**EXERCISE DIRECTIONS**:
Go over the listing below line by line and tally those containing "name". Give only the tally.

## START WORKING DATA

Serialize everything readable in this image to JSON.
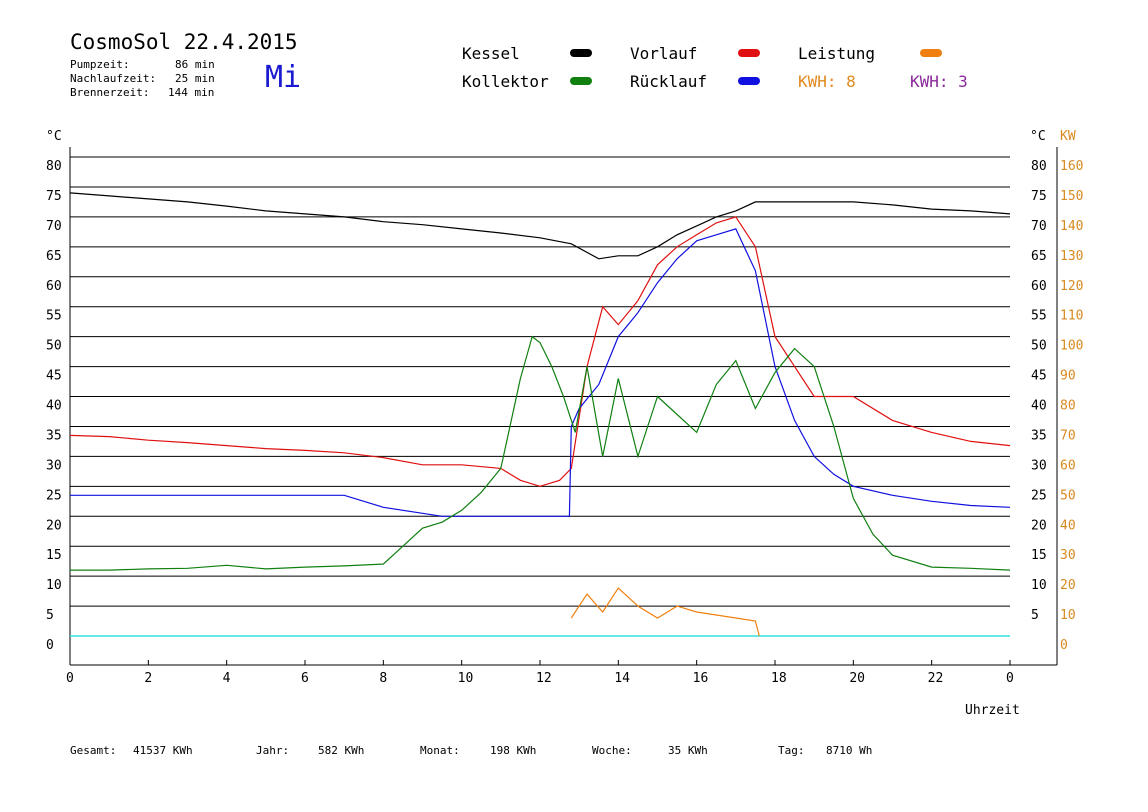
{
  "header": {
    "title": "CosmoSol 22.4.2015",
    "day": "Mi",
    "stats": [
      {
        "label": "Pumpzeit:",
        "value": "86 min"
      },
      {
        "label": "Nachlaufzeit:",
        "value": "25 min"
      },
      {
        "label": "Brennerzeit:",
        "value": "144 min"
      }
    ]
  },
  "legend": {
    "kessel": {
      "label": "Kessel",
      "color": "#000000"
    },
    "vorlauf": {
      "label": "Vorlauf",
      "color": "#e01010"
    },
    "leistung": {
      "label": "Leistung",
      "color": "#f08010"
    },
    "kollektor": {
      "label": "Kollektor",
      "color": "#108010"
    },
    "ruecklauf": {
      "label": "Rücklauf",
      "color": "#1010e0"
    },
    "kwh1": {
      "label": "KWH: 8",
      "color": "#e08a20"
    },
    "kwh2": {
      "label": "KWH: 3",
      "color": "#8a2a9a"
    }
  },
  "axes": {
    "left_unit": "°C",
    "right_unit_c": "°C",
    "right_unit_kw": "KW",
    "x_label": "Uhrzeit"
  },
  "footer": [
    {
      "label": "Gesamt:",
      "value": "41537 KWh"
    },
    {
      "label": "Jahr:",
      "value": "582 KWh"
    },
    {
      "label": "Monat:",
      "value": "198 KWh"
    },
    {
      "label": "Woche:",
      "value": "35 KWh"
    },
    {
      "label": "Tag:",
      "value": "8710 Wh"
    }
  ],
  "chart_data": {
    "type": "line",
    "x_unit": "hour",
    "xlim": [
      0,
      24
    ],
    "x_ticks": [
      "0",
      "2",
      "4",
      "6",
      "8",
      "10",
      "12",
      "14",
      "16",
      "18",
      "20",
      "22",
      "0"
    ],
    "ylim": [
      0,
      80
    ],
    "y_ticks": [
      "0",
      "5",
      "10",
      "15",
      "20",
      "25",
      "30",
      "35",
      "40",
      "45",
      "50",
      "55",
      "60",
      "65",
      "70",
      "75",
      "80"
    ],
    "y2_ticks": [
      "0",
      "10",
      "20",
      "30",
      "40",
      "50",
      "60",
      "70",
      "80",
      "90",
      "100",
      "110",
      "120",
      "130",
      "140",
      "150",
      "160"
    ],
    "y_right_ticks": [
      "",
      "5",
      "10",
      "15",
      "20",
      "25",
      "30",
      "35",
      "40",
      "45",
      "50",
      "55",
      "60",
      "65",
      "70",
      "75",
      "80"
    ],
    "grid": true,
    "series": [
      {
        "name": "Kessel",
        "color": "#000000",
        "x": [
          0,
          1,
          2,
          3,
          4,
          5,
          6,
          7,
          8,
          9,
          10,
          11,
          12,
          12.8,
          13.5,
          14,
          14.5,
          15,
          15.5,
          16,
          16.5,
          17,
          17.5,
          18,
          19,
          20,
          21,
          22,
          23,
          24
        ],
        "y": [
          74,
          73.5,
          73,
          72.5,
          71.8,
          71,
          70.5,
          70,
          69.2,
          68.7,
          68,
          67.3,
          66.5,
          65.5,
          63,
          63.5,
          63.5,
          65,
          67,
          68.5,
          70,
          71,
          72.5,
          72.5,
          72.5,
          72.5,
          72,
          71.3,
          71,
          70.5
        ]
      },
      {
        "name": "Vorlauf",
        "color": "#e01010",
        "x": [
          0,
          1,
          2,
          3,
          4,
          5,
          6,
          7,
          8,
          9,
          10,
          11,
          11.5,
          12,
          12.5,
          12.8,
          13.2,
          13.6,
          14,
          14.5,
          15,
          15.5,
          16,
          16.5,
          17,
          17.5,
          18,
          18.5,
          19,
          20,
          21,
          22,
          23,
          24
        ],
        "y": [
          33.5,
          33.3,
          32.7,
          32.3,
          31.8,
          31.3,
          31,
          30.6,
          29.8,
          28.6,
          28.6,
          28,
          26,
          25,
          26,
          28,
          45,
          55,
          52,
          56,
          62,
          65,
          67,
          69,
          70,
          65,
          50,
          45,
          40,
          40,
          36,
          34,
          32.5,
          31.8
        ]
      },
      {
        "name": "Rücklauf",
        "color": "#1010e0",
        "x": [
          0,
          1,
          2,
          3,
          4,
          5,
          6,
          7,
          8,
          9,
          9.5,
          10,
          11,
          12,
          12.75,
          12.8,
          13,
          13.5,
          14,
          14.5,
          15,
          15.5,
          16,
          16.5,
          17,
          17.5,
          18,
          18.5,
          19,
          19.5,
          20,
          21,
          22,
          23,
          24
        ],
        "y": [
          23.5,
          23.5,
          23.5,
          23.5,
          23.5,
          23.5,
          23.5,
          23.5,
          21.5,
          20.5,
          20,
          20,
          20,
          20,
          20,
          35,
          38,
          42,
          50,
          54,
          59,
          63,
          66,
          67,
          68,
          61,
          45,
          36,
          30,
          27,
          25,
          23.5,
          22.5,
          21.8,
          21.5
        ]
      },
      {
        "name": "Kollektor",
        "color": "#108010",
        "x": [
          0,
          1,
          2,
          3,
          4,
          5,
          6,
          7,
          8,
          8.5,
          9,
          9.5,
          10,
          10.5,
          11,
          11.5,
          11.8,
          12,
          12.3,
          12.6,
          12.9,
          13.2,
          13.6,
          14,
          14.5,
          15,
          15.5,
          16,
          16.5,
          17,
          17.5,
          18,
          18.5,
          19,
          19.5,
          20,
          20.5,
          21,
          22,
          23,
          24
        ],
        "y": [
          11,
          11,
          11.2,
          11.3,
          11.8,
          11.2,
          11.5,
          11.7,
          12,
          15,
          18,
          19,
          21,
          24,
          28,
          43,
          50,
          49,
          45,
          40,
          34,
          45,
          30,
          43,
          30,
          40,
          37,
          34,
          42,
          46,
          38,
          44,
          48,
          45,
          35,
          23,
          17,
          13.5,
          11.5,
          11.3,
          11
        ]
      },
      {
        "name": "Leistung",
        "color": "#f08010",
        "x": [
          12.8,
          13.2,
          13.6,
          14,
          14.5,
          15,
          15.5,
          16,
          16.5,
          17,
          17.5,
          17.6
        ],
        "y": [
          3,
          7,
          4,
          8,
          5,
          3,
          5,
          4,
          3.5,
          3,
          2.5,
          0
        ]
      }
    ]
  }
}
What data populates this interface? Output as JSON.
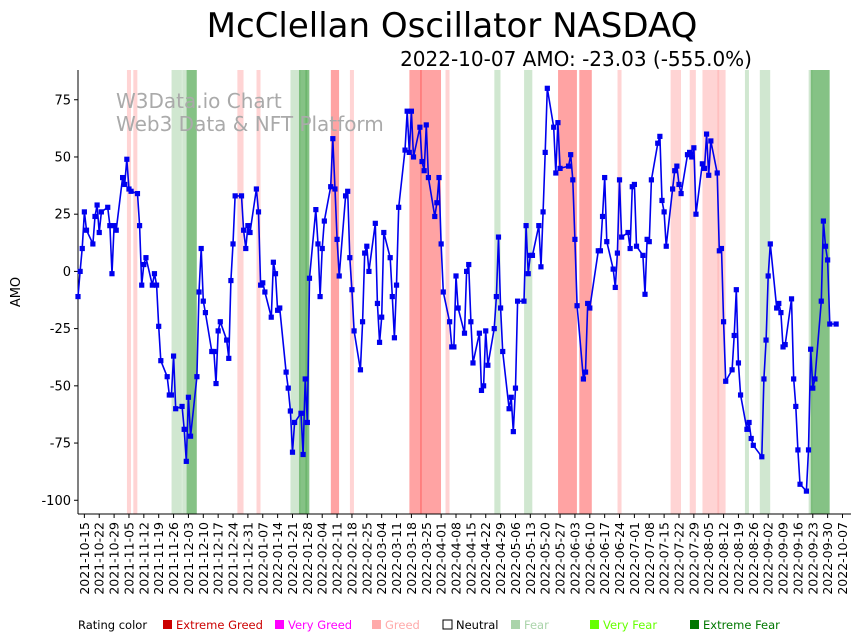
{
  "chart_data": {
    "type": "line",
    "title": "McClellan Oscillator NASDAQ",
    "subtitle": "2022-10-07 AMO: -23.03 (-555.0%)",
    "watermark": [
      "W3Data.io Chart",
      "Web3 Data & NFT Platform"
    ],
    "ylabel": "AMO",
    "xlabel": "",
    "ylim": [
      -106,
      88
    ],
    "yticks": [
      -100,
      -75,
      -50,
      -25,
      0,
      25,
      50,
      75
    ],
    "x_start": "2021-10-12",
    "x_end": "2022-10-11",
    "xticks": [
      "2021-10-15",
      "2021-10-22",
      "2021-10-29",
      "2021-11-05",
      "2021-11-12",
      "2021-11-19",
      "2021-11-26",
      "2021-12-03",
      "2021-12-10",
      "2021-12-17",
      "2021-12-24",
      "2021-12-31",
      "2022-01-07",
      "2022-01-14",
      "2022-01-21",
      "2022-01-28",
      "2022-02-04",
      "2022-02-11",
      "2022-02-18",
      "2022-02-25",
      "2022-03-04",
      "2022-03-11",
      "2022-03-18",
      "2022-03-25",
      "2022-04-01",
      "2022-04-08",
      "2022-04-15",
      "2022-04-22",
      "2022-04-29",
      "2022-05-06",
      "2022-05-13",
      "2022-05-20",
      "2022-05-27",
      "2022-06-03",
      "2022-06-10",
      "2022-06-17",
      "2022-06-24",
      "2022-07-01",
      "2022-07-08",
      "2022-07-15",
      "2022-07-22",
      "2022-07-29",
      "2022-08-05",
      "2022-08-12",
      "2022-08-19",
      "2022-08-26",
      "2022-09-02",
      "2022-09-09",
      "2022-09-16",
      "2022-09-23",
      "2022-09-30",
      "2022-10-07"
    ],
    "series": [
      {
        "name": "AMO",
        "color": "#0000ee",
        "start_date": "2021-10-12",
        "dates_step_days": 1,
        "values": [
          -11,
          0,
          10,
          26,
          18,
          null,
          null,
          12,
          24,
          29,
          17,
          26,
          null,
          null,
          28,
          20,
          -1,
          20,
          18,
          null,
          null,
          41,
          38,
          49,
          36,
          35,
          null,
          null,
          34,
          20,
          -6,
          3,
          6,
          null,
          null,
          -6,
          -1,
          -6,
          -24,
          -39,
          null,
          null,
          -46,
          -54,
          -54,
          -37,
          -60,
          null,
          null,
          -59,
          -69,
          -83,
          -55,
          -72,
          null,
          null,
          -46,
          -9,
          10,
          -13,
          -18,
          null,
          null,
          -35,
          -35,
          -49,
          -26,
          -22,
          null,
          null,
          -30,
          -38,
          -4,
          12,
          33,
          null,
          null,
          33,
          18,
          10,
          20,
          17,
          null,
          null,
          36,
          26,
          -6,
          -5,
          -9,
          null,
          null,
          -20,
          4,
          -1,
          -17,
          -16,
          null,
          null,
          -44,
          -51,
          -61,
          -79,
          -66,
          null,
          null,
          -62,
          -80,
          -47,
          -66,
          -3,
          null,
          null,
          27,
          12,
          -11,
          10,
          22,
          null,
          null,
          37,
          58,
          36,
          14,
          -2,
          null,
          null,
          33,
          35,
          6,
          -8,
          -26,
          null,
          null,
          -43,
          -22,
          8,
          11,
          0,
          null,
          null,
          21,
          -14,
          -31,
          -20,
          17,
          null,
          null,
          6,
          -11,
          -29,
          -6,
          28,
          null,
          null,
          53,
          70,
          52,
          70,
          50,
          null,
          null,
          63,
          48,
          44,
          64,
          41,
          null,
          null,
          24,
          30,
          41,
          12,
          -9,
          null,
          null,
          -22,
          -33,
          -33,
          -2,
          -16,
          null,
          null,
          -27,
          0,
          3,
          -22,
          -40,
          null,
          null,
          -27,
          -52,
          -50,
          -26,
          -41,
          null,
          null,
          -25,
          -11,
          15,
          -16,
          -35,
          null,
          null,
          -60,
          -55,
          -70,
          -51,
          -13,
          null,
          null,
          -13,
          20,
          -1,
          7,
          7,
          null,
          null,
          20,
          2,
          26,
          52,
          80,
          null,
          null,
          63,
          43,
          65,
          45,
          null,
          null,
          null,
          46,
          51,
          40,
          14,
          -15,
          null,
          null,
          -47,
          -44,
          -14,
          -16,
          null,
          null,
          null,
          9,
          9,
          24,
          41,
          13,
          null,
          null,
          1,
          -7,
          8,
          40,
          15,
          null,
          null,
          17,
          10,
          37,
          38,
          11,
          null,
          null,
          7,
          -10,
          14,
          13,
          40,
          null,
          null,
          56,
          59,
          31,
          26,
          11,
          null,
          null,
          36,
          44,
          46,
          38,
          34,
          null,
          null,
          51,
          52,
          50,
          54,
          25,
          null,
          null,
          47,
          45,
          60,
          42,
          57,
          null,
          null,
          43,
          9,
          10,
          -22,
          -48,
          null,
          null,
          -43,
          -28,
          -8,
          -40,
          -54,
          null,
          null,
          -69,
          -66,
          -73,
          -76,
          null,
          null,
          null,
          -81,
          -47,
          -30,
          -2,
          12,
          null,
          null,
          -16,
          -14,
          -18,
          -33,
          -32,
          null,
          null,
          -12,
          -47,
          -59,
          -78,
          -93,
          null,
          null,
          -96,
          -78,
          -34,
          -51,
          -47,
          null,
          null,
          -13,
          22,
          11,
          5,
          -23,
          null,
          null,
          -23
        ]
      }
    ],
    "bands_legend": [
      {
        "label": "Rating color",
        "color": "#000000"
      },
      {
        "label": "Extreme Greed",
        "color": "#cc0000"
      },
      {
        "label": "Very Greed",
        "color": "#ff00ff"
      },
      {
        "label": "Greed",
        "color": "#ffaaaa"
      },
      {
        "label": "Neutral",
        "color": "#000000"
      },
      {
        "label": "Fear",
        "color": "#aad4aa"
      },
      {
        "label": "Very Fear",
        "color": "#66ff00"
      },
      {
        "label": "Extreme Fear",
        "color": "#007700"
      }
    ],
    "bands": [
      {
        "start": "2021-11-05",
        "end": "2021-11-05",
        "level": "greed"
      },
      {
        "start": "2021-11-08",
        "end": "2021-11-08",
        "level": "greed"
      },
      {
        "start": "2021-11-26",
        "end": "2021-11-29",
        "level": "fear"
      },
      {
        "start": "2021-12-01",
        "end": "2021-12-01",
        "level": "fear"
      },
      {
        "start": "2021-12-03",
        "end": "2021-12-06",
        "level": "fear_strong"
      },
      {
        "start": "2021-12-27",
        "end": "2021-12-28",
        "level": "greed"
      },
      {
        "start": "2022-01-05",
        "end": "2022-01-05",
        "level": "greed"
      },
      {
        "start": "2022-01-21",
        "end": "2022-01-24",
        "level": "fear"
      },
      {
        "start": "2022-01-25",
        "end": "2022-01-27",
        "level": "fear_strong"
      },
      {
        "start": "2022-01-28",
        "end": "2022-01-28",
        "level": "fear_strong"
      },
      {
        "start": "2022-02-09",
        "end": "2022-02-11",
        "level": "greed_strong"
      },
      {
        "start": "2022-02-18",
        "end": "2022-02-18",
        "level": "greed"
      },
      {
        "start": "2022-03-18",
        "end": "2022-03-22",
        "level": "greed_strong"
      },
      {
        "start": "2022-03-23",
        "end": "2022-03-31",
        "level": "greed_strong"
      },
      {
        "start": "2022-04-04",
        "end": "2022-04-04",
        "level": "greed"
      },
      {
        "start": "2022-04-27",
        "end": "2022-04-28",
        "level": "fear"
      },
      {
        "start": "2022-05-11",
        "end": "2022-05-13",
        "level": "fear"
      },
      {
        "start": "2022-05-27",
        "end": "2022-06-03",
        "level": "greed_strong"
      },
      {
        "start": "2022-06-06",
        "end": "2022-06-10",
        "level": "greed_strong"
      },
      {
        "start": "2022-06-24",
        "end": "2022-06-24",
        "level": "greed"
      },
      {
        "start": "2022-07-19",
        "end": "2022-07-22",
        "level": "greed"
      },
      {
        "start": "2022-07-28",
        "end": "2022-07-29",
        "level": "greed"
      },
      {
        "start": "2022-08-03",
        "end": "2022-08-09",
        "level": "greed"
      },
      {
        "start": "2022-08-10",
        "end": "2022-08-12",
        "level": "greed"
      },
      {
        "start": "2022-08-23",
        "end": "2022-08-23",
        "level": "fear"
      },
      {
        "start": "2022-08-30",
        "end": "2022-09-02",
        "level": "fear"
      },
      {
        "start": "2022-09-22",
        "end": "2022-09-22",
        "level": "fear"
      },
      {
        "start": "2022-09-23",
        "end": "2022-09-30",
        "level": "fear_strong"
      }
    ],
    "grid": false,
    "legend": "bottom"
  }
}
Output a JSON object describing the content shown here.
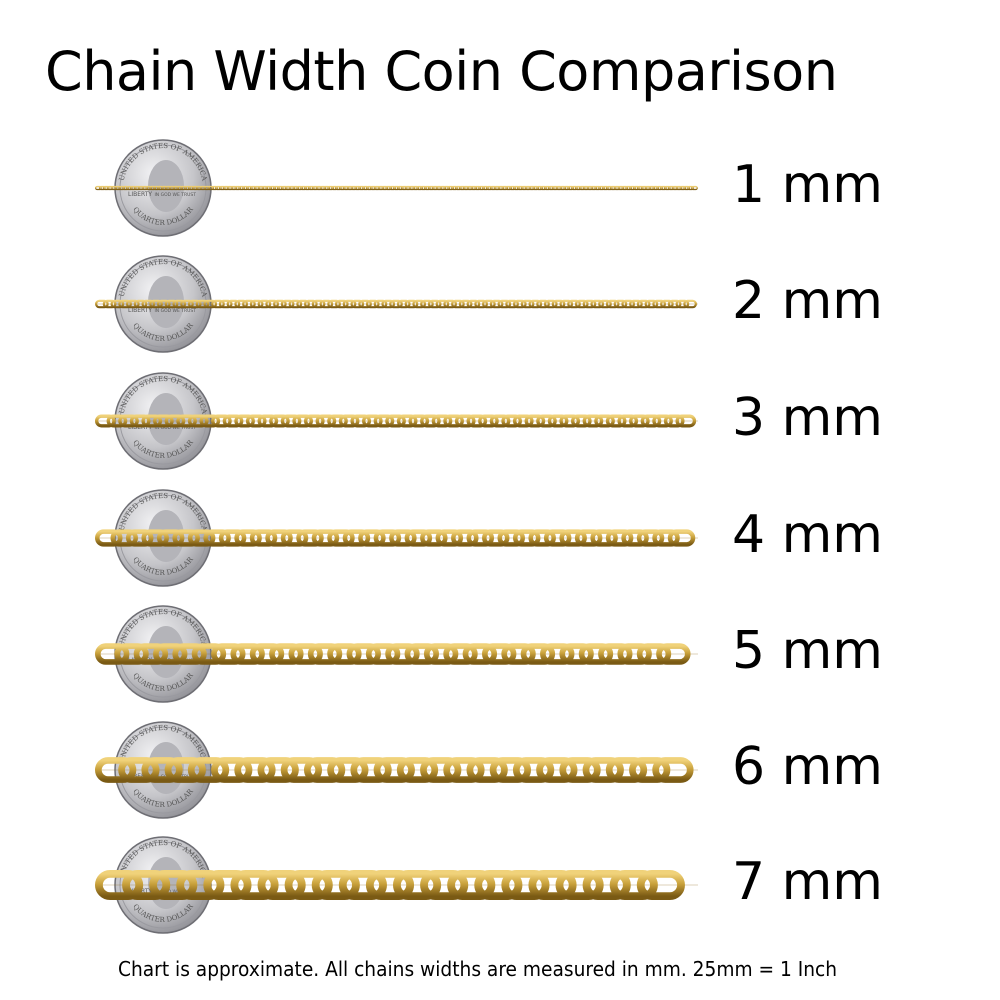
{
  "title": "Chain Width Coin Comparison",
  "coin": {
    "top_text": "UNITED STATES OF AMERICA",
    "left_text": "LIBERTY",
    "right_text": "IN GOD WE TRUST",
    "bottom_text": "QUARTER DOLLAR"
  },
  "rows": [
    {
      "width_mm": 1,
      "label": "1 mm"
    },
    {
      "width_mm": 2,
      "label": "2 mm"
    },
    {
      "width_mm": 3,
      "label": "3 mm"
    },
    {
      "width_mm": 4,
      "label": "4 mm"
    },
    {
      "width_mm": 5,
      "label": "5 mm"
    },
    {
      "width_mm": 6,
      "label": "6 mm"
    },
    {
      "width_mm": 7,
      "label": "7 mm"
    }
  ],
  "colors": {
    "chain": "#c9a13b",
    "chain_dark": "#8a6a1c",
    "coin": "#c8c8cc"
  },
  "footnote": "Chart is approximate. All chains widths are measured in mm.  25mm = 1 Inch"
}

## END WORKING DATA

**CORRECT RESPONSE**:
6